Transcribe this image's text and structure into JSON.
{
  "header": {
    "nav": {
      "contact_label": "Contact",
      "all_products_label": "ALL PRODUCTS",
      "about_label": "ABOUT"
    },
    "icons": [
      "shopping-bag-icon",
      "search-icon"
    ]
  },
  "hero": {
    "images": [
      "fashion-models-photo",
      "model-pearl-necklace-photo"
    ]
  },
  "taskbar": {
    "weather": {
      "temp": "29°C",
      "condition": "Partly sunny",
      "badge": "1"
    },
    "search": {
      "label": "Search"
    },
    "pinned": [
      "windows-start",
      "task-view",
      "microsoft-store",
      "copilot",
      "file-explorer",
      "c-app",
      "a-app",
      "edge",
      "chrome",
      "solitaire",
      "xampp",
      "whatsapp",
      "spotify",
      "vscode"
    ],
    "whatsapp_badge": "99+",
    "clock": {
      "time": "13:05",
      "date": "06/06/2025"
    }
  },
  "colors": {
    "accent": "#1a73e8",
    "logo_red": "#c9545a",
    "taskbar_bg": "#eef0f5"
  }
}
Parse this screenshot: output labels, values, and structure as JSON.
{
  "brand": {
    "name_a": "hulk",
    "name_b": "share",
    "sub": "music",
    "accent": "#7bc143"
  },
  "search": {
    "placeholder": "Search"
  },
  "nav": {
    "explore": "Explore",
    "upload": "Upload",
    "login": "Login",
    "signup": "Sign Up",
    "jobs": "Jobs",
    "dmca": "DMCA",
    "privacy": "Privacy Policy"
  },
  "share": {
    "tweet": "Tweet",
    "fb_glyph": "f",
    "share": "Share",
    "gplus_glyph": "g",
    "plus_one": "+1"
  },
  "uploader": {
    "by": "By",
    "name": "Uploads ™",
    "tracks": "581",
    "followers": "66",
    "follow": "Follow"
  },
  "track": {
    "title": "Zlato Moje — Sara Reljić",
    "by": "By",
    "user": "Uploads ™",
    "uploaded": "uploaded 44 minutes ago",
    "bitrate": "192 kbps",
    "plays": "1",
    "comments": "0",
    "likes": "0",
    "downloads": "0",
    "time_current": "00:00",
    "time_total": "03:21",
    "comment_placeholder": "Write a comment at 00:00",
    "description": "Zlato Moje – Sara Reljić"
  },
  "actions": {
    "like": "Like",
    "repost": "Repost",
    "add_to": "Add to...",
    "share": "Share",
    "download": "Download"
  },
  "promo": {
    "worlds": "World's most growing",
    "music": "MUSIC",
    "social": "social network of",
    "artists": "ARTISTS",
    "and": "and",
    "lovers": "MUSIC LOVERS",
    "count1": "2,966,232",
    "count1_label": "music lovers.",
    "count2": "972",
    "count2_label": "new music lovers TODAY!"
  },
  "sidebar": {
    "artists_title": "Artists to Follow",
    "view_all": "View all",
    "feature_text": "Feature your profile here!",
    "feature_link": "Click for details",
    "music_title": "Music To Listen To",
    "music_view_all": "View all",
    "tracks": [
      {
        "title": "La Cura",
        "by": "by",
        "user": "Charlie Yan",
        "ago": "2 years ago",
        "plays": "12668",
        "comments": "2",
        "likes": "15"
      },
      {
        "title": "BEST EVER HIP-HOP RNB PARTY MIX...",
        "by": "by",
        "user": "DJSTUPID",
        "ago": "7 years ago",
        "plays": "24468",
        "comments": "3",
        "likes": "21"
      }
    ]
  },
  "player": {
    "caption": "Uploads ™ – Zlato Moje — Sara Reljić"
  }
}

**Task**
From the entries above, copy every line containing the word "Reljić".

**Answer in full**
    "title": "Zlato Moje — Sara Reljić",
    "description": "Zlato Moje – Sara Reljić"
    "caption": "Uploads ™ – Zlato Moje — Sara Reljić"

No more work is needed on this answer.